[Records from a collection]

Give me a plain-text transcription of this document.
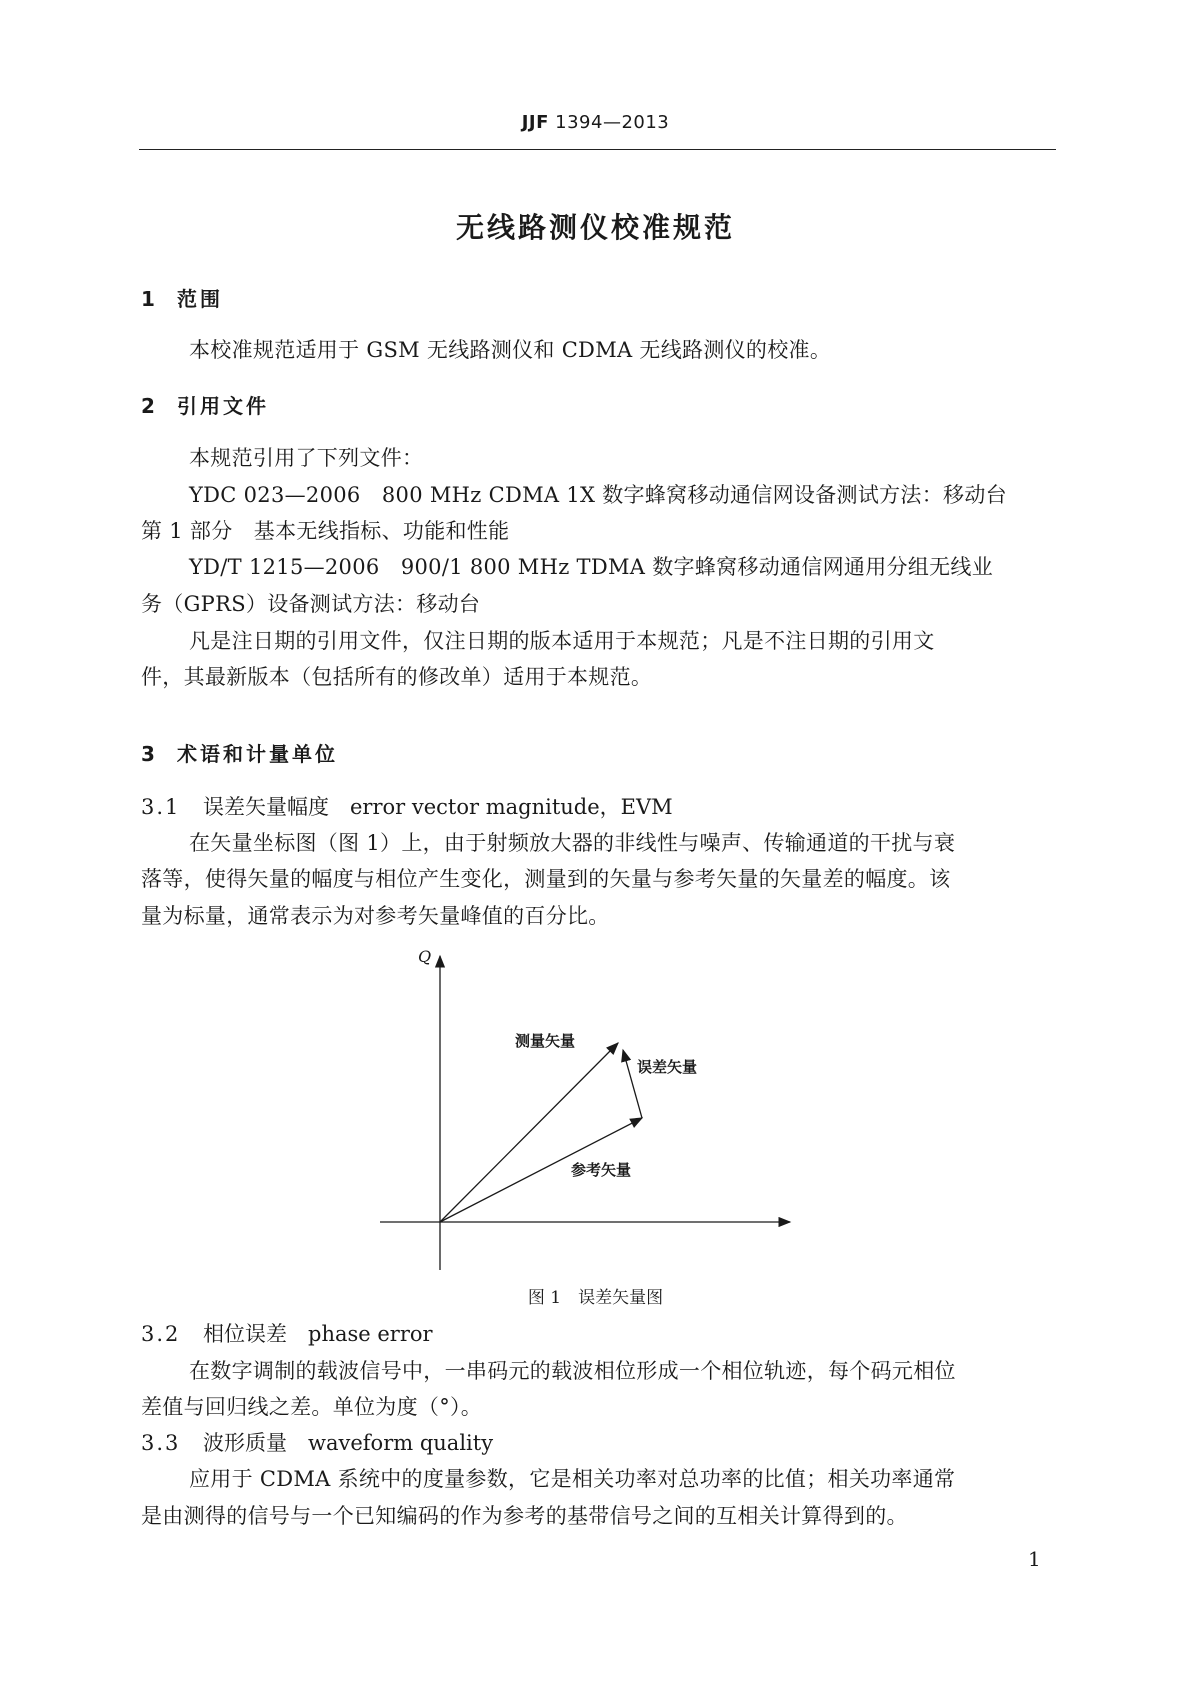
JJF 1394—2013
无线路测仪校准规范
1 范围
本校准规范适用于 GSM 无线路测仪和 CDMA 无线路测仪的校准。
2 引用文件
本规范引用了下列文件：
YDC 023—2006　800 MHz CDMA 1X 数字蜂窝移动通信网设备测试方法：移动台
第 1 部分　基本无线指标、功能和性能
YD/T 1215—2006　900/1 800 MHz TDMA 数字蜂窝移动通信网通用分组无线业
务（GPRS）设备测试方法：移动台
凡是注日期的引用文件，仅注日期的版本适用于本规范；凡是不注日期的引用文
件，其最新版本（包括所有的修改单）适用于本规范。
3 术语和计量单位
3.1 误差矢量幅度　error vector magnitude，EVM
在矢量坐标图（图 1）上，由于射频放大器的非线性与噪声、传输通道的干扰与衰
落等，使得矢量的幅度与相位产生变化，测量到的矢量与参考矢量的矢量差的幅度。该
量为标量，通常表示为对参考矢量峰值的百分比。
Q
测量矢量
误差矢量
参考矢量
图 1　误差矢量图
3.2 相位误差　phase error
在数字调制的载波信号中，一串码元的载波相位形成一个相位轨迹，每个码元相位
差值与回归线之差。单位为度（°）。
3.3 波形质量　waveform quality
应用于 CDMA 系统中的度量参数，它是相关功率对总功率的比值；相关功率通常
是由测得的信号与一个已知编码的作为参考的基带信号之间的互相关计算得到的。
1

■ AIM OF THE EXERCISE
Pictures are not part of the copy; output everything else in the records exactly.

■ RESULT
Give me a plain-text transcription of this document.
JJF 1394—2013
无线路测仪校准规范
1 范围
本校准规范适用于 GSM 无线路测仪和 CDMA 无线路测仪的校准。
2 引用文件
本规范引用了下列文件：
YDC 023—2006　800 MHz CDMA 1X 数字蜂窝移动通信网设备测试方法：移动台
第 1 部分　基本无线指标、功能和性能
YD/T 1215—2006　900/1 800 MHz TDMA 数字蜂窝移动通信网通用分组无线业
务（GPRS）设备测试方法：移动台
凡是注日期的引用文件，仅注日期的版本适用于本规范；凡是不注日期的引用文
件，其最新版本（包括所有的修改单）适用于本规范。
3 术语和计量单位
3.1 误差矢量幅度　error vector magnitude，EVM
在矢量坐标图（图 1）上，由于射频放大器的非线性与噪声、传输通道的干扰与衰
落等，使得矢量的幅度与相位产生变化，测量到的矢量与参考矢量的矢量差的幅度。该
量为标量，通常表示为对参考矢量峰值的百分比。
Q
测量矢量
误差矢量
参考矢量
图 1　误差矢量图
3.2 相位误差　phase error
在数字调制的载波信号中，一串码元的载波相位形成一个相位轨迹，每个码元相位
差值与回归线之差。单位为度（°）。
3.3 波形质量　waveform quality
应用于 CDMA 系统中的度量参数，它是相关功率对总功率的比值；相关功率通常
是由测得的信号与一个已知编码的作为参考的基带信号之间的互相关计算得到的。
1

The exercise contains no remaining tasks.